▶ [PROBLEM DESCRIPTION]: Of all the lines in the material, how many contain the word "lake"? State the number alone.

▶ [DATASET EXCERPTS]:
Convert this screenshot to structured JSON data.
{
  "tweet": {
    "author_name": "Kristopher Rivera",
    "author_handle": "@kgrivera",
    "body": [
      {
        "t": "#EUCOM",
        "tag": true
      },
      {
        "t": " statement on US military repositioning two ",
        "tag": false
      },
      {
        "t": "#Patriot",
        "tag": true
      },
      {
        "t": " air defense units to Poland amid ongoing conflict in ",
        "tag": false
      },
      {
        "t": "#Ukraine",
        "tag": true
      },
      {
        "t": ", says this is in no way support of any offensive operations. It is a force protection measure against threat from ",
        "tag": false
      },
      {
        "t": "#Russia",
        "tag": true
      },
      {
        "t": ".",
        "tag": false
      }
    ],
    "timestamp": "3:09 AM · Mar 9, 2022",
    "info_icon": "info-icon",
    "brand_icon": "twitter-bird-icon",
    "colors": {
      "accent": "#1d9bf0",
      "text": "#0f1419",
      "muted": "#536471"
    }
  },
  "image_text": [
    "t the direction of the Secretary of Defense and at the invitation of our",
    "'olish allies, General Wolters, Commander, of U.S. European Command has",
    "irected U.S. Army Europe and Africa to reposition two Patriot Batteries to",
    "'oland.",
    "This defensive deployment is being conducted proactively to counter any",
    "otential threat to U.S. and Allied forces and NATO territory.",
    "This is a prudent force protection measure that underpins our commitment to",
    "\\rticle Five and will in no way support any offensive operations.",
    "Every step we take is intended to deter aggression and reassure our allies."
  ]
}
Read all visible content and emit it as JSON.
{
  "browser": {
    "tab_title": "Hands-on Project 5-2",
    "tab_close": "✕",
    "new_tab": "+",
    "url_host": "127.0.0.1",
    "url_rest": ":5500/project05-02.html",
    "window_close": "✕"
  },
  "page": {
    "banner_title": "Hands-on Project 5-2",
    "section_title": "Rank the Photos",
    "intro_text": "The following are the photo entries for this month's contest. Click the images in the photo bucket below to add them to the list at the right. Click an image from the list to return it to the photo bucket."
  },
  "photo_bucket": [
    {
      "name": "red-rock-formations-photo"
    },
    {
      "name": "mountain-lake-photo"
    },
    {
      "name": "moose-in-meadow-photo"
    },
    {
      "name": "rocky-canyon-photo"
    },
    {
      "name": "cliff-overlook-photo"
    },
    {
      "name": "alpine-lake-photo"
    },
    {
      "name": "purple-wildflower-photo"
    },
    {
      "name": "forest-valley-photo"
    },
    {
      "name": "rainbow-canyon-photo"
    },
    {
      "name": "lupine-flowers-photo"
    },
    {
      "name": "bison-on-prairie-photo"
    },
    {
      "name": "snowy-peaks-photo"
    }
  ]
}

---

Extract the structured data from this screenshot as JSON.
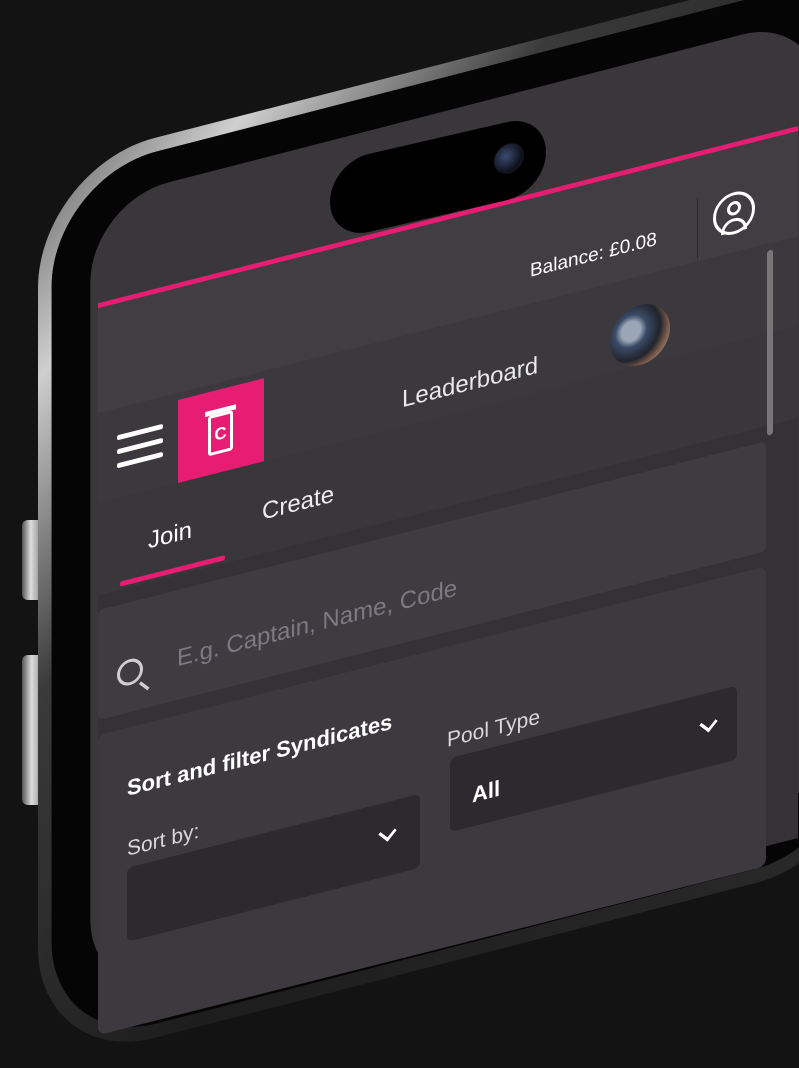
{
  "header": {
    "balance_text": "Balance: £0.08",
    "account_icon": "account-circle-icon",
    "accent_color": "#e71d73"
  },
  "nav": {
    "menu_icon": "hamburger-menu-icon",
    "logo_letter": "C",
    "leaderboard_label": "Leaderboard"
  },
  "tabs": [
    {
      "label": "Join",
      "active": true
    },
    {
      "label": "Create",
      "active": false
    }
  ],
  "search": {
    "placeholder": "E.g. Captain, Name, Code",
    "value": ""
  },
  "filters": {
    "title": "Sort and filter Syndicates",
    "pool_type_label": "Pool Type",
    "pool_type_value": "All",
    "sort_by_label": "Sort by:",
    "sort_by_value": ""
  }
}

* * *

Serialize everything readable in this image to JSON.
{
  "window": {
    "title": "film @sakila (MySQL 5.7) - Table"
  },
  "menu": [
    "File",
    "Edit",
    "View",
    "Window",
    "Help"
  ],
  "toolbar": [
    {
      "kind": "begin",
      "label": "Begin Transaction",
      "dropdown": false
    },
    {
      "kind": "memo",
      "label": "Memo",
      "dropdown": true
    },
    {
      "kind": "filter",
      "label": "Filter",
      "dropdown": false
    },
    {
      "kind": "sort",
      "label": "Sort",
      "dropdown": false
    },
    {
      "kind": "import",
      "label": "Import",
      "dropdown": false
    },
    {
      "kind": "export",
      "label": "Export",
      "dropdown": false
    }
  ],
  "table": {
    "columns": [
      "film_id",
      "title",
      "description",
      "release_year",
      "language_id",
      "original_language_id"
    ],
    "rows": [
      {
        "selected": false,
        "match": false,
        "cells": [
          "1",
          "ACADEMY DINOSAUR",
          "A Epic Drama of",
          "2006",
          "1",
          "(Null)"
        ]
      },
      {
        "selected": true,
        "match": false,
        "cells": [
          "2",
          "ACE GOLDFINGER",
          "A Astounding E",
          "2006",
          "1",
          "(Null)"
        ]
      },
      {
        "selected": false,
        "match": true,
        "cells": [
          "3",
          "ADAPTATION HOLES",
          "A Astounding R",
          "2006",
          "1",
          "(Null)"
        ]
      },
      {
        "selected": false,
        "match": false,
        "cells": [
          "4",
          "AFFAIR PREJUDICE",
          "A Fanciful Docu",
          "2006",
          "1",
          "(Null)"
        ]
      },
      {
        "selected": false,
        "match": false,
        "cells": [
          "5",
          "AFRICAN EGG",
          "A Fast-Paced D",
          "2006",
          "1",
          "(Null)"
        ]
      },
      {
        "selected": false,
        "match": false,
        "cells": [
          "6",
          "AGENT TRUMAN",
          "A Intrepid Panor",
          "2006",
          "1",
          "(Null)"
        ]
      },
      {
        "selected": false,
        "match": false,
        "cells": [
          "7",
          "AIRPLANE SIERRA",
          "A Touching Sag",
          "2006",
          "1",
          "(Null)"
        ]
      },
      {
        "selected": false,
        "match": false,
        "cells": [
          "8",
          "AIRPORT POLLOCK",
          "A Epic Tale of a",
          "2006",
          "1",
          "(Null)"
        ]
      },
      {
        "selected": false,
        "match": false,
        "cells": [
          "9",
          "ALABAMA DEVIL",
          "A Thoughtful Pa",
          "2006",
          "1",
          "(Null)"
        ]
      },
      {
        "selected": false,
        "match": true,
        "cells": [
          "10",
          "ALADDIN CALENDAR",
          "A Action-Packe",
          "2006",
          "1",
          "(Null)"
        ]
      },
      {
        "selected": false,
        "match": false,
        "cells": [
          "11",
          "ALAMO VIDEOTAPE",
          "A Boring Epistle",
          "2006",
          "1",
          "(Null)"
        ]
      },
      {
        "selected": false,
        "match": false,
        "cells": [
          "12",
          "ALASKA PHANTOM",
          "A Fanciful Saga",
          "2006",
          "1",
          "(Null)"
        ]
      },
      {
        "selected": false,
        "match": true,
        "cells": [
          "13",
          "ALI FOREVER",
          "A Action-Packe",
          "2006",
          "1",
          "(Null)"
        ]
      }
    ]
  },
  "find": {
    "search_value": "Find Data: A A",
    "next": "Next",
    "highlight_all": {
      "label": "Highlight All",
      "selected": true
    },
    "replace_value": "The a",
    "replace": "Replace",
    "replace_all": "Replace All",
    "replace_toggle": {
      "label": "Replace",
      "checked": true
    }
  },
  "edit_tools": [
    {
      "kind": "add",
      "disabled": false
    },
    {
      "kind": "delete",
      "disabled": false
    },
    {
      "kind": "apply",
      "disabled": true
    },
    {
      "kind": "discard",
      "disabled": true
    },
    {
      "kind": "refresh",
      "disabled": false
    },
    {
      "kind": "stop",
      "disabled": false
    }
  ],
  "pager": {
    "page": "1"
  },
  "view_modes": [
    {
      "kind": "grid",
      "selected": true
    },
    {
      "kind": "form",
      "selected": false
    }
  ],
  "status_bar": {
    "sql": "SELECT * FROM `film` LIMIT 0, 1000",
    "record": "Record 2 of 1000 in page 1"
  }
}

▶ [WORKED SOLUTION]: 2